PROBLEM TO WORK ON: Leave out the pictures and transcribe every entry below exactly.

DATA SUPPLIED:
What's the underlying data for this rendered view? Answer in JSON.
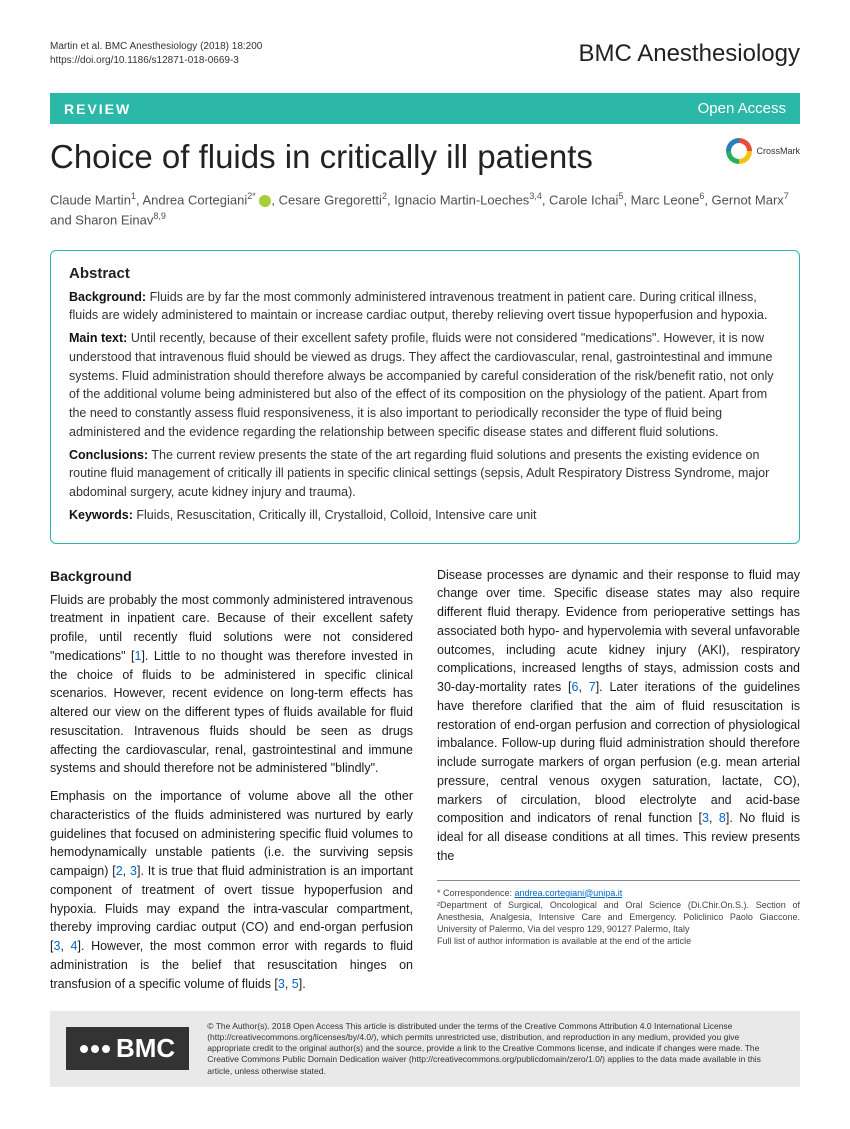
{
  "header": {
    "citation_line1": "Martin et al. BMC Anesthesiology      (2018) 18:200",
    "citation_line2": "https://doi.org/10.1186/s12871-018-0669-3",
    "journal": "BMC Anesthesiology"
  },
  "banner": {
    "left": "REVIEW",
    "right": "Open Access"
  },
  "title": "Choice of fluids in critically ill patients",
  "crossmark_label": "CrossMark",
  "authors_html": "Claude Martin<sup>1</sup>, Andrea Cortegiani<sup>2*</sup> <span class='orcid' data-name='orcid-icon' data-interactable='false'></span>, Cesare Gregoretti<sup>2</sup>, Ignacio Martin-Loeches<sup>3,4</sup>, Carole Ichai<sup>5</sup>, Marc Leone<sup>6</sup>, Gernot Marx<sup>7</sup> and Sharon Einav<sup>8,9</sup>",
  "abstract": {
    "heading": "Abstract",
    "background_label": "Background:",
    "background_text": " Fluids are by far the most commonly administered intravenous treatment in patient care. During critical illness, fluids are widely administered to maintain or increase cardiac output, thereby relieving overt tissue hypoperfusion and hypoxia.",
    "main_label": "Main text:",
    "main_text": " Until recently, because of their excellent safety profile, fluids were not considered \"medications\". However, it is now understood that intravenous fluid should be viewed as drugs. They affect the cardiovascular, renal, gastrointestinal and immune systems. Fluid administration should therefore always be accompanied by careful consideration of the risk/benefit ratio, not only of the additional volume being administered but also of the effect of its composition on the physiology of the patient. Apart from the need to constantly assess fluid responsiveness, it is also important to periodically reconsider the type of fluid being administered and the evidence regarding the relationship between specific disease states and different fluid solutions.",
    "conclusions_label": "Conclusions:",
    "conclusions_text": " The current review presents the state of the art regarding fluid solutions and presents the existing evidence on routine fluid management of critically ill patients in specific clinical settings (sepsis, Adult Respiratory Distress Syndrome, major abdominal surgery, acute kidney injury and trauma).",
    "keywords_label": "Keywords:",
    "keywords_text": " Fluids, Resuscitation, Critically ill, Crystalloid, Colloid, Intensive care unit"
  },
  "body": {
    "bg_heading": "Background",
    "p1": "Fluids are probably the most commonly administered intravenous treatment in inpatient care. Because of their excellent safety profile, until recently fluid solutions were not considered \"medications\" [",
    "p1_ref1": "1",
    "p1_cont": "]. Little to no thought was therefore invested in the choice of fluids to be administered in specific clinical scenarios. However, recent evidence on long-term effects has altered our view on the different types of fluids available for fluid resuscitation. Intravenous fluids should be seen as drugs affecting the cardiovascular, renal, gastrointestinal and immune systems and should therefore not be administered \"blindly\".",
    "p2a": "Emphasis on the importance of volume above all the other characteristics of the fluids administered was nurtured by early guidelines that focused on administering specific fluid volumes to hemodynamically unstable patients (i.e. the surviving sepsis campaign) [",
    "p2_ref2": "2",
    "p2_sep": ", ",
    "p2_ref3a": "3",
    "p2b": "]. It is true that fluid administration is an important component of treatment of overt tissue hypoperfusion and hypoxia. Fluids may expand the intra-vascular compartment, thereby improving cardiac output (CO) and end-organ perfusion [",
    "p2_ref3b": "3",
    "p2_ref4": "4",
    "p2c": "]. However, the most common error with regards to fluid administration is the belief that resuscitation hinges on transfusion of a specific volume of fluids [",
    "p2_ref3c": "3",
    "p2_ref5": "5",
    "p2d": "].",
    "p3a": "Disease processes are dynamic and their response to fluid may change over time. Specific disease states may also require different fluid therapy. Evidence from perioperative settings has associated both hypo- and hypervolemia with several unfavorable outcomes, including acute kidney injury (AKI), respiratory complications, increased lengths of stays, admission costs and 30-day-mortality rates [",
    "p3_ref6": "6",
    "p3_ref7": "7",
    "p3b": "]. Later iterations of the guidelines have therefore clarified that the aim of fluid resuscitation is restoration of end-organ perfusion and correction of physiological imbalance. Follow-up during fluid administration should therefore include surrogate markers of organ perfusion (e.g. mean arterial pressure, central venous oxygen saturation, lactate, CO), markers of circulation, blood electrolyte and acid-base composition and indicators of renal function [",
    "p3_ref3": "3",
    "p3_ref8": "8",
    "p3c": "]. No fluid is ideal for all disease conditions at all times. This review presents the"
  },
  "correspondence": {
    "label": "* Correspondence: ",
    "email": "andrea.cortegiani@unipa.it",
    "affil": "²Department of Surgical, Oncological and Oral Science (Di.Chir.On.S.). Section of Anesthesia, Analgesia, Intensive Care and Emergency. Policlinico Paolo Giaccone. University of Palermo, Via del vespro 129, 90127 Palermo, Italy",
    "note": "Full list of author information is available at the end of the article"
  },
  "footer": {
    "bmc": "BMC",
    "license": "© The Author(s). 2018 Open Access This article is distributed under the terms of the Creative Commons Attribution 4.0 International License (http://creativecommons.org/licenses/by/4.0/), which permits unrestricted use, distribution, and reproduction in any medium, provided you give appropriate credit to the original author(s) and the source, provide a link to the Creative Commons license, and indicate if changes were made. The Creative Commons Public Domain Dedication waiver (http://creativecommons.org/publicdomain/zero/1.0/) applies to the data made available in this article, unless otherwise stated."
  },
  "colors": {
    "accent": "#2bb8a8",
    "link": "#0066cc"
  }
}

ANSWER TO THE PROBLEM:
What's the underlying data for this rendered view? Answer in JSON.
{
  "header": {
    "citation_line1": "Martin et al. BMC Anesthesiology      (2018) 18:200",
    "citation_line2": "https://doi.org/10.1186/s12871-018-0669-3",
    "journal": "BMC Anesthesiology"
  },
  "banner": {
    "left": "REVIEW",
    "right": "Open Access"
  },
  "title": "Choice of fluids in critically ill patients",
  "crossmark_label": "CrossMark",
  "authors_html": "Claude Martin<sup>1</sup>, Andrea Cortegiani<sup>2*</sup> <span class='orcid' data-name='orcid-icon' data-interactable='false'></span>, Cesare Gregoretti<sup>2</sup>, Ignacio Martin-Loeches<sup>3,4</sup>, Carole Ichai<sup>5</sup>, Marc Leone<sup>6</sup>, Gernot Marx<sup>7</sup> and Sharon Einav<sup>8,9</sup>",
  "abstract": {
    "heading": "Abstract",
    "background_label": "Background:",
    "background_text": " Fluids are by far the most commonly administered intravenous treatment in patient care. During critical illness, fluids are widely administered to maintain or increase cardiac output, thereby relieving overt tissue hypoperfusion and hypoxia.",
    "main_label": "Main text:",
    "main_text": " Until recently, because of their excellent safety profile, fluids were not considered \"medications\". However, it is now understood that intravenous fluid should be viewed as drugs. They affect the cardiovascular, renal, gastrointestinal and immune systems. Fluid administration should therefore always be accompanied by careful consideration of the risk/benefit ratio, not only of the additional volume being administered but also of the effect of its composition on the physiology of the patient. Apart from the need to constantly assess fluid responsiveness, it is also important to periodically reconsider the type of fluid being administered and the evidence regarding the relationship between specific disease states and different fluid solutions.",
    "conclusions_label": "Conclusions:",
    "conclusions_text": " The current review presents the state of the art regarding fluid solutions and presents the existing evidence on routine fluid management of critically ill patients in specific clinical settings (sepsis, Adult Respiratory Distress Syndrome, major abdominal surgery, acute kidney injury and trauma).",
    "keywords_label": "Keywords:",
    "keywords_text": " Fluids, Resuscitation, Critically ill, Crystalloid, Colloid, Intensive care unit"
  },
  "body": {
    "bg_heading": "Background",
    "p1": "Fluids are probably the most commonly administered intravenous treatment in inpatient care. Because of their excellent safety profile, until recently fluid solutions were not considered \"medications\" [",
    "p1_ref1": "1",
    "p1_cont": "]. Little to no thought was therefore invested in the choice of fluids to be administered in specific clinical scenarios. However, recent evidence on long-term effects has altered our view on the different types of fluids available for fluid resuscitation. Intravenous fluids should be seen as drugs affecting the cardiovascular, renal, gastrointestinal and immune systems and should therefore not be administered \"blindly\".",
    "p2a": "Emphasis on the importance of volume above all the other characteristics of the fluids administered was nurtured by early guidelines that focused on administering specific fluid volumes to hemodynamically unstable patients (i.e. the surviving sepsis campaign) [",
    "p2_ref2": "2",
    "p2_sep": ", ",
    "p2_ref3a": "3",
    "p2b": "]. It is true that fluid administration is an important component of treatment of overt tissue hypoperfusion and hypoxia. Fluids may expand the intra-vascular compartment, thereby improving cardiac output (CO) and end-organ perfusion [",
    "p2_ref3b": "3",
    "p2_ref4": "4",
    "p2c": "]. However, the most common error with regards to fluid administration is the belief that resuscitation hinges on transfusion of a specific volume of fluids [",
    "p2_ref3c": "3",
    "p2_ref5": "5",
    "p2d": "].",
    "p3a": "Disease processes are dynamic and their response to fluid may change over time. Specific disease states may also require different fluid therapy. Evidence from perioperative settings has associated both hypo- and hypervolemia with several unfavorable outcomes, including acute kidney injury (AKI), respiratory complications, increased lengths of stays, admission costs and 30-day-mortality rates [",
    "p3_ref6": "6",
    "p3_ref7": "7",
    "p3b": "]. Later iterations of the guidelines have therefore clarified that the aim of fluid resuscitation is restoration of end-organ perfusion and correction of physiological imbalance. Follow-up during fluid administration should therefore include surrogate markers of organ perfusion (e.g. mean arterial pressure, central venous oxygen saturation, lactate, CO), markers of circulation, blood electrolyte and acid-base composition and indicators of renal function [",
    "p3_ref3": "3",
    "p3_ref8": "8",
    "p3c": "]. No fluid is ideal for all disease conditions at all times. This review presents the"
  },
  "correspondence": {
    "label": "* Correspondence: ",
    "email": "andrea.cortegiani@unipa.it",
    "affil": "²Department of Surgical, Oncological and Oral Science (Di.Chir.On.S.). Section of Anesthesia, Analgesia, Intensive Care and Emergency. Policlinico Paolo Giaccone. University of Palermo, Via del vespro 129, 90127 Palermo, Italy",
    "note": "Full list of author information is available at the end of the article"
  },
  "footer": {
    "bmc": "BMC",
    "license": "© The Author(s). 2018 Open Access This article is distributed under the terms of the Creative Commons Attribution 4.0 International License (http://creativecommons.org/licenses/by/4.0/), which permits unrestricted use, distribution, and reproduction in any medium, provided you give appropriate credit to the original author(s) and the source, provide a link to the Creative Commons license, and indicate if changes were made. The Creative Commons Public Domain Dedication waiver (http://creativecommons.org/publicdomain/zero/1.0/) applies to the data made available in this article, unless otherwise stated."
  },
  "colors": {
    "accent": "#2bb8a8",
    "link": "#0066cc"
  }
}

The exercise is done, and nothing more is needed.